_WHAT TO DO_
Provide only the number of lines in the data below that contain the word "tendenza".
### DATASET ENTRIES
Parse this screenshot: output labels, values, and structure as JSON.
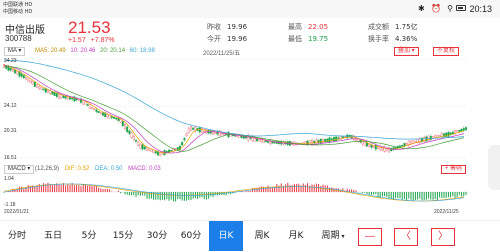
{
  "statusbar": {
    "carrier1": "中国联通 HD",
    "carrier2": "中国移动 HD",
    "time": "20:13",
    "icons": "✱ ⏰ ⚲"
  },
  "stock": {
    "name": "中信出版",
    "code": "300788",
    "price": "21.53",
    "change": "+1.57",
    "change_pct": "+7.87%",
    "stats": [
      {
        "label": "昨收",
        "value": "19.96"
      },
      {
        "label": "今开",
        "value": "19.96"
      },
      {
        "label": "最高",
        "value": "22.05"
      },
      {
        "label": "最低",
        "value": "19.75"
      },
      {
        "label": "成交额",
        "value": "1.75亿"
      },
      {
        "label": "换手率",
        "value": "4.36%"
      }
    ]
  },
  "toolbar": {
    "ma_button": "MA",
    "ma5": "MA5: 20.49",
    "ma10": "10: 20.46",
    "ma20": "20: 20.14",
    "ma60": "60: 18.98",
    "date": "2022/11/25/五",
    "overlay_button": "叠加",
    "adjust_button": "不复权"
  },
  "chart": {
    "y_labels": [
      "34.23",
      "24.12",
      "20.31",
      "16.51"
    ],
    "colors": {
      "up": "#e8323c",
      "down": "#1aa34a",
      "ma5": "#e6a500",
      "ma10": "#c040c0",
      "ma20": "#4a9e3a",
      "ma60": "#3aa4d8"
    }
  },
  "macd": {
    "button": "MACD",
    "params": "(12,26,9)",
    "dif": "DIF: 0.52",
    "dea": "DEA: 0.50",
    "macd": "MACD: 0.03",
    "chip_button": "筹码",
    "y_top": "1.04",
    "y_bottom": "-1.18",
    "start_date": "2022/01/21",
    "end_date": "2022/11/25"
  },
  "tabs": [
    "分时",
    "五日",
    "5分",
    "15分",
    "30分",
    "60分",
    "日K",
    "周K",
    "月K",
    "周期"
  ],
  "active_tab": "日K",
  "nav": {
    "minus": "—",
    "prev": "〈",
    "next": "〉"
  }
}
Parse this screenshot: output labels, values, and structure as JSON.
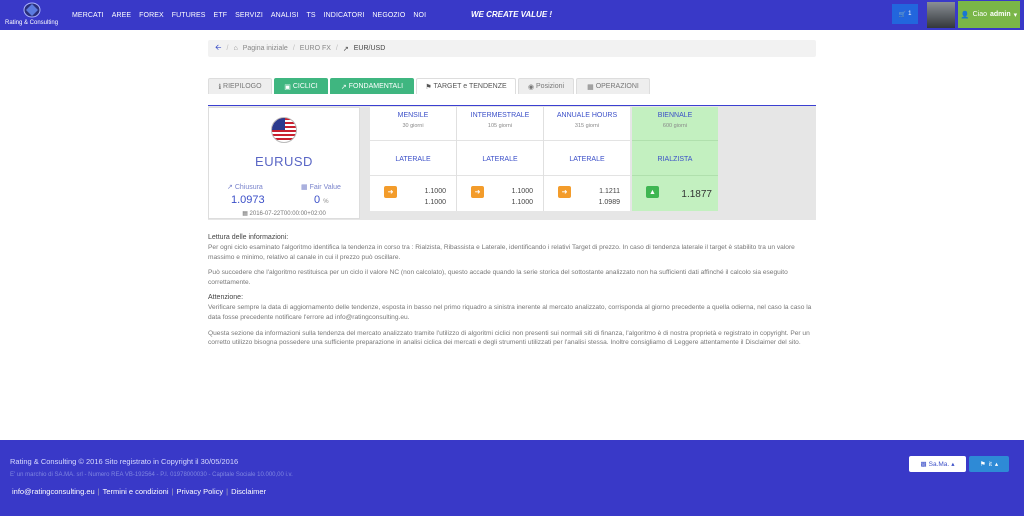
{
  "brand": {
    "logo_text": "Rating & Consulting"
  },
  "nav": {
    "menu": [
      "MERCATI",
      "AREE",
      "FOREX",
      "FUTURES",
      "ETF",
      "SERVIZI",
      "ANALISI",
      "TS",
      "INDICATORI",
      "NEGOZIO",
      "NOI"
    ],
    "slogan": "WE CREATE VALUE !",
    "cart_count": "1",
    "user_greeting": "Ciao",
    "user_name": "admin"
  },
  "breadcrumb": {
    "home": "Pagina iniziale",
    "section": "EURO FX",
    "current": "EUR/USD"
  },
  "tabs": [
    {
      "label": "RIEPILOGO",
      "icon": "info-icon"
    },
    {
      "label": "CICLICI",
      "icon": "bar-chart-icon"
    },
    {
      "label": "FONDAMENTALI",
      "icon": "line-chart-icon"
    },
    {
      "label": "TARGET e TENDENZE",
      "icon": "flag-icon"
    },
    {
      "label": "Posizioni",
      "icon": "bullseye-icon"
    },
    {
      "label": "OPERAZIONI",
      "icon": "calendar-icon"
    }
  ],
  "asset": {
    "name": "EURUSD",
    "close_label": "Chiusura",
    "close_value": "1.0973",
    "fair_label": "Fair Value",
    "fair_value": "0",
    "fair_unit": "%",
    "date": "2016-07-22T00:00:00+02:00"
  },
  "columns": [
    {
      "title": "MENSILE",
      "sub": "30 giorni",
      "trend": "LATERALE",
      "values": [
        "1.1000",
        "1.1000"
      ],
      "arrow": "right"
    },
    {
      "title": "INTERMESTRALE",
      "sub": "105 giorni",
      "trend": "LATERALE",
      "values": [
        "1.1000",
        "1.1000"
      ],
      "arrow": "right"
    },
    {
      "title": "ANNUALE HOURS",
      "sub": "315 giorni",
      "trend": "LATERALE",
      "values": [
        "1.1211",
        "1.0989"
      ],
      "arrow": "right"
    },
    {
      "title": "BIENNALE",
      "sub": "600 giorni",
      "trend": "RIALZISTA",
      "values": [
        "1.1877"
      ],
      "arrow": "up"
    }
  ],
  "info": {
    "heading1": "Lettura delle informazioni:",
    "p1": "Per ogni ciclo esaminato l'algoritmo identifica la tendenza in corso tra : Rialzista, Ribassista e Laterale, identificando i relativi Target di prezzo. In caso di tendenza laterale il target è stabilito tra un valore massimo e minimo, relativo al canale in cui il prezzo può oscillare.",
    "p2": "Può succedere che l'algoritmo restituisca per un ciclo il valore NC (non calcolato), questo accade quando la serie storica del sottostante analizzato non ha sufficienti dati affinché il calcolo sia eseguito correttamente.",
    "heading2": "Attenzione:",
    "p3": "Verificare sempre la data di aggiornamento delle tendenze, esposta in basso nel primo riquadro a sinistra inerente al mercato analizzato, corrisponda al giorno precedente a quella odierna, nel caso la caso la data fosse precedente notificare l'errore ad info@ratingconsulting.eu.",
    "p4": "Questa sezione da informazioni sulla tendenza del mercato analizzato tramite l'utilizzo di algoritmi ciclici non presenti sui normali siti di finanza, l'algoritmo è di nostra proprietà e registrato in copyright. Per un corretto utilizzo bisogna possedere una sufficiente preparazione in analisi ciclica dei mercati e degli strumenti utilizzati per l'analisi stessa. Inoltre consigliamo di Leggere attentamente il Disclaimer del sito."
  },
  "footer": {
    "copyright": "Rating & Consulting © 2016 Sito registrato in Copyright il 30/05/2016",
    "company": "E' un marchio di SA.MA. srl - Numero REA VB-192564 - P.I. 01978000030 - Capitale Sociale 10.000,00 i.v.",
    "links": [
      "info@ratingconsulting.eu",
      "Termini e condizioni",
      "Privacy Policy",
      "Disclaimer"
    ],
    "sama_label": "Sa.Ma.",
    "lang_label": "it"
  }
}
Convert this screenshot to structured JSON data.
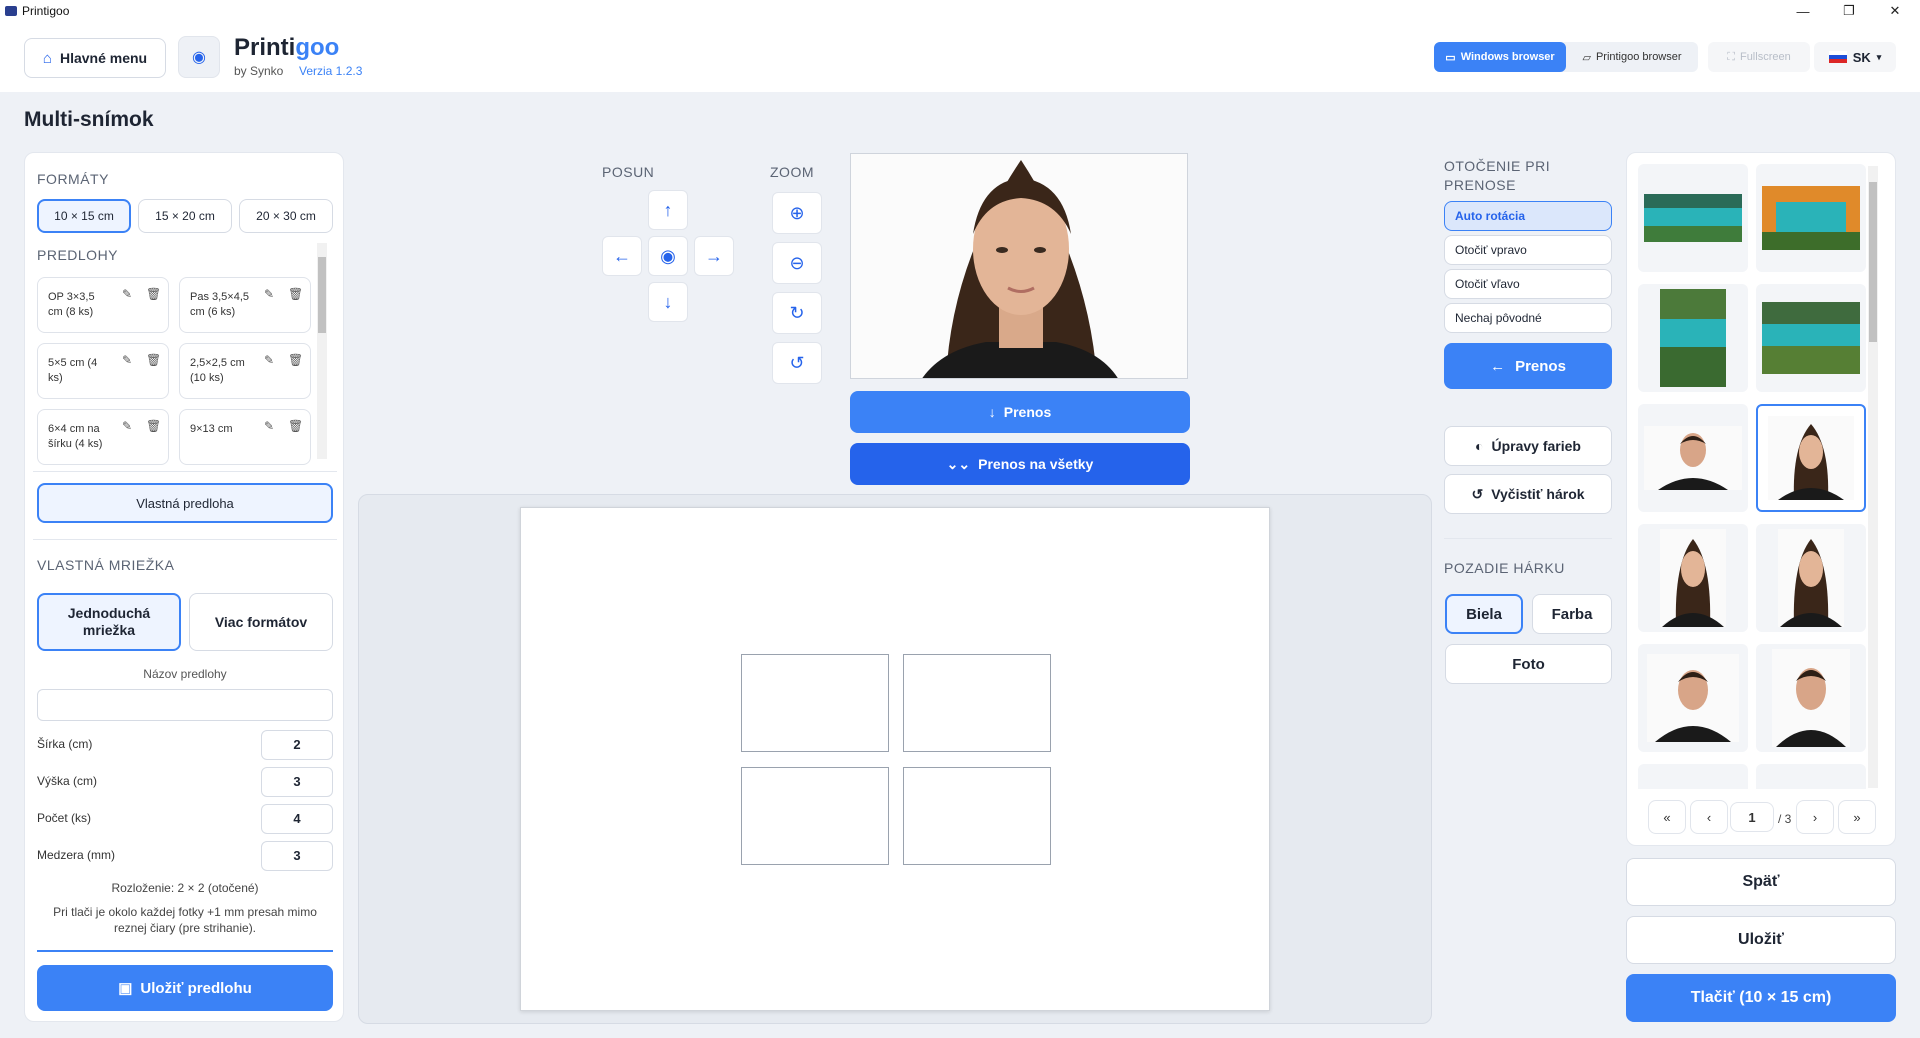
{
  "window": {
    "title": "Printigoo",
    "minimize": "—",
    "restore": "❐",
    "close": "✕"
  },
  "header": {
    "main_menu": "Hlavné menu",
    "brand_a": "Printi",
    "brand_b": "goo",
    "by": "by Synko",
    "version": "Verzia 1.2.3",
    "windows_browser": "Windows browser",
    "printigoo_browser": "Printigoo browser",
    "fullscreen": "Fullscreen",
    "lang": "SK"
  },
  "page_title": "Multi-snímok",
  "left": {
    "formats_title": "FORMÁTY",
    "formats": [
      "10 × 15 cm",
      "15 × 20 cm",
      "20 × 30 cm"
    ],
    "templates_title": "PREDLOHY",
    "templates": [
      {
        "l1": "OP 3×3,5",
        "l2": "cm (8 ks)"
      },
      {
        "l1": "Pas 3,5×4,5",
        "l2": "cm (6 ks)"
      },
      {
        "l1": "5×5 cm (4",
        "l2": "ks)"
      },
      {
        "l1": "2,5×2,5 cm",
        "l2": "(10 ks)"
      },
      {
        "l1": "6×4 cm na",
        "l2": "šírku (4 ks)"
      },
      {
        "l1": "9×13 cm",
        "l2": ""
      }
    ],
    "custom_template": "Vlastná predloha",
    "grid_title": "VLASTNÁ MRIEŽKA",
    "grid_simple": "Jednoduchá mriežka",
    "grid_multi": "Viac formátov",
    "name_label": "Názov predlohy",
    "name_value": "",
    "fields": [
      {
        "label": "Šírka (cm)",
        "value": "2"
      },
      {
        "label": "Výška (cm)",
        "value": "3"
      },
      {
        "label": "Počet (ks)",
        "value": "4"
      },
      {
        "label": "Medzera (mm)",
        "value": "3"
      }
    ],
    "layout_note": "Rozloženie: 2 × 2 (otočené)",
    "bleed_note_1": "Pri tlači je okolo každej fotky +1 mm presah mimo",
    "bleed_note_2": "reznej čiary (pre strihanie).",
    "save_template": "Uložiť predlohu"
  },
  "center": {
    "posun": "POSUN",
    "zoom": "ZOOM",
    "transfer": "Prenos",
    "transfer_all": "Prenos na všetky"
  },
  "right": {
    "rotation_title_1": "OTOČENIE PRI",
    "rotation_title_2": "PRENOSE",
    "rotations": [
      "Auto rotácia",
      "Otočiť vpravo",
      "Otočiť vľavo",
      "Nechaj pôvodné"
    ],
    "transfer_back": "Prenos",
    "color_edit": "Úpravy farieb",
    "clear_sheet": "Vyčistiť hárok",
    "bg_title": "POZADIE HÁRKU",
    "bg_white": "Biela",
    "bg_color": "Farba",
    "bg_photo": "Foto"
  },
  "gallery": {
    "first": "«",
    "prev": "‹",
    "page": "1",
    "total": "/ 3",
    "next": "›",
    "last": "»"
  },
  "actions": {
    "back": "Späť",
    "save": "Uložiť",
    "print": "Tlačiť (10 × 15 cm)"
  },
  "colors": {
    "accent": "#3b82f6",
    "accent_dark": "#2563eb"
  }
}
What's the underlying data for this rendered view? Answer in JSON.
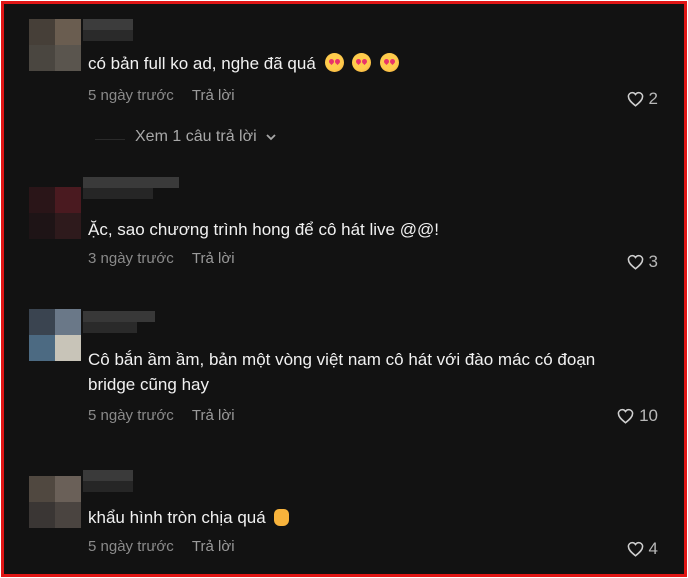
{
  "comments": [
    {
      "text": "có bản full ko ad, nghe đã quá",
      "emojis": [
        "smiling-face-with-hearts",
        "smiling-face-with-hearts",
        "smiling-face-with-hearts"
      ],
      "time": "5 ngày trước",
      "reply": "Trả lời",
      "likes": "2",
      "avatar_colors": [
        "#463f38",
        "#6a5d50",
        "#4a4640",
        "#5a554e"
      ],
      "username_colors": [
        "#3c3c3c",
        "#2a2a2a"
      ]
    },
    {
      "text": "Ặc, sao chương trình hong để cô hát live @@!",
      "time": "3 ngày trước",
      "reply": "Trả lời",
      "likes": "3",
      "avatar_colors": [
        "#2a1518",
        "#4a1a20",
        "#1e1416",
        "#2e1a1c"
      ],
      "username_colors": [
        "#3a3a3a",
        "#262626"
      ]
    },
    {
      "text": "Cô bắn ầm ầm, bản một vòng việt nam cô hát với đào mác có đoạn bridge cũng hay",
      "time": "5 ngày trước",
      "reply": "Trả lời",
      "likes": "10",
      "avatar_colors": [
        "#3a4450",
        "#6a7888",
        "#4c6a82",
        "#c8c4b8"
      ],
      "username_colors": [
        "#383838",
        "#2a2a2a"
      ]
    },
    {
      "text": "khẩu hình tròn chịa quá",
      "emojis": [
        "thumbs-up"
      ],
      "time": "5 ngày trước",
      "reply": "Trả lời",
      "likes": "4",
      "avatar_colors": [
        "#504840",
        "#6a6058",
        "#3a3634",
        "#4a4440"
      ],
      "username_colors": [
        "#3a3a3a",
        "#262626"
      ]
    }
  ],
  "view_replies": {
    "label": "Xem 1 câu trả lời"
  },
  "colors": {
    "border": "#e01616",
    "background": "#121212",
    "text": "#f1f1f1",
    "muted": "#8a8a8a"
  }
}
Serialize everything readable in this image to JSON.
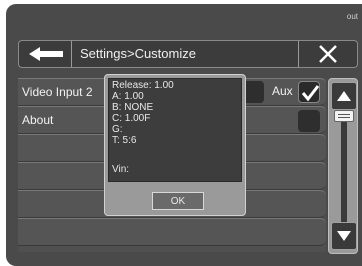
{
  "status": {
    "corner_text": "out"
  },
  "header": {
    "title": "Settings>Customize",
    "back_icon": "arrow-left-icon",
    "close_icon": "close-icon"
  },
  "list": {
    "rows": [
      {
        "label": "Video Input 2"
      },
      {
        "label": "About"
      }
    ],
    "aux": {
      "label": "Aux",
      "checked": true
    }
  },
  "dialog": {
    "release": "Release: 1.00",
    "a": "A: 1.00",
    "b": "B: NONE",
    "c": "C: 1.00F",
    "g": "G:",
    "t": "T: 5:6",
    "vin": "Vin:",
    "ok_label": "OK"
  },
  "colors": {
    "background": "#4a4a4a",
    "header_bg": "#3c3c3c",
    "dialog_frame": "#9a9a9a",
    "dialog_inner": "#3d3d3d",
    "text": "#f2f2f2"
  }
}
######
_EXERCISE SOLUTION_
2